Dataset rows

○ ○ ○ ○ ○ ○ ○

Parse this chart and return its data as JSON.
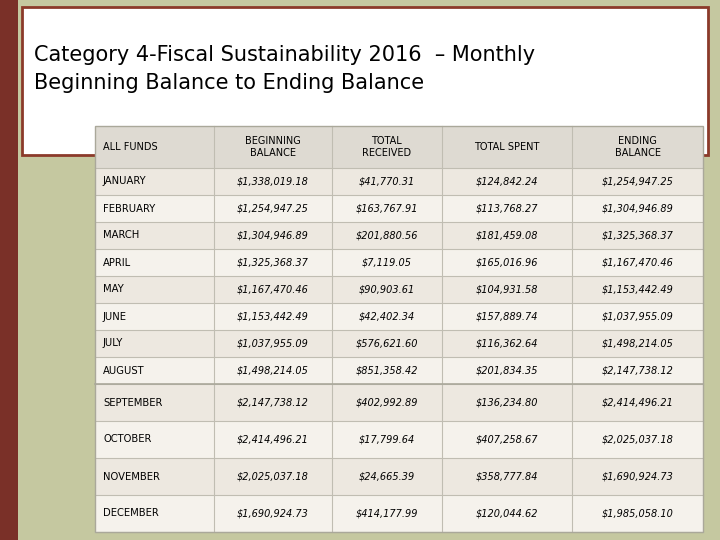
{
  "title_line1": "Category 4-Fiscal Sustainability 2016  – Monthly",
  "title_line2": "Beginning Balance to Ending Balance",
  "title_fontsize": 15,
  "bg_color": "#c5c8a0",
  "title_box_color": "#ffffff",
  "title_border_color": "#8b3a2a",
  "left_bar_color": "#7a3028",
  "table_header": [
    "ALL FUNDS",
    "BEGINNING\nBALANCE",
    "TOTAL\nRECEIVED",
    "TOTAL SPENT",
    "ENDING\nBALANCE"
  ],
  "rows": [
    [
      "JANUARY",
      "$1,338,019.18",
      "$41,770.31",
      "$124,842.24",
      "$1,254,947.25"
    ],
    [
      "FEBRUARY",
      "$1,254,947.25",
      "$163,767.91",
      "$113,768.27",
      "$1,304,946.89"
    ],
    [
      "MARCH",
      "$1,304,946.89",
      "$201,880.56",
      "$181,459.08",
      "$1,325,368.37"
    ],
    [
      "APRIL",
      "$1,325,368.37",
      "$7,119.05",
      "$165,016.96",
      "$1,167,470.46"
    ],
    [
      "MAY",
      "$1,167,470.46",
      "$90,903.61",
      "$104,931.58",
      "$1,153,442.49"
    ],
    [
      "JUNE",
      "$1,153,442.49",
      "$42,402.34",
      "$157,889.74",
      "$1,037,955.09"
    ],
    [
      "JULY",
      "$1,037,955.09",
      "$576,621.60",
      "$116,362.64",
      "$1,498,214.05"
    ],
    [
      "AUGUST",
      "$1,498,214.05",
      "$851,358.42",
      "$201,834.35",
      "$2,147,738.12"
    ],
    [
      "SEPTEMBER",
      "$2,147,738.12",
      "$402,992.89",
      "$136,234.80",
      "$2,414,496.21"
    ],
    [
      "OCTOBER",
      "$2,414,496.21",
      "$17,799.64",
      "$407,258.67",
      "$2,025,037.18"
    ],
    [
      "NOVEMBER",
      "$2,025,037.18",
      "$24,665.39",
      "$358,777.84",
      "$1,690,924.73"
    ],
    [
      "DECEMBER",
      "$1,690,924.73",
      "$414,177.99",
      "$120,044.62",
      "$1,985,058.10"
    ]
  ],
  "row_color_light": "#ede8e0",
  "row_color_white": "#f5f2ec",
  "header_color": "#dedad2",
  "table_border_color": "#aaa89a",
  "line_color": "#c0bdb2",
  "font_color": "#000000",
  "col_proportions": [
    0.195,
    0.195,
    0.18,
    0.215,
    0.215
  ]
}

○ ○ ○ ○ ○ ○ ○

Written exercise = Using the records above, find and show each line with the string "nBALANCE".

Worked answer =
    "BEGINNING\nBALANCE",
    "ENDING\nBALANCE"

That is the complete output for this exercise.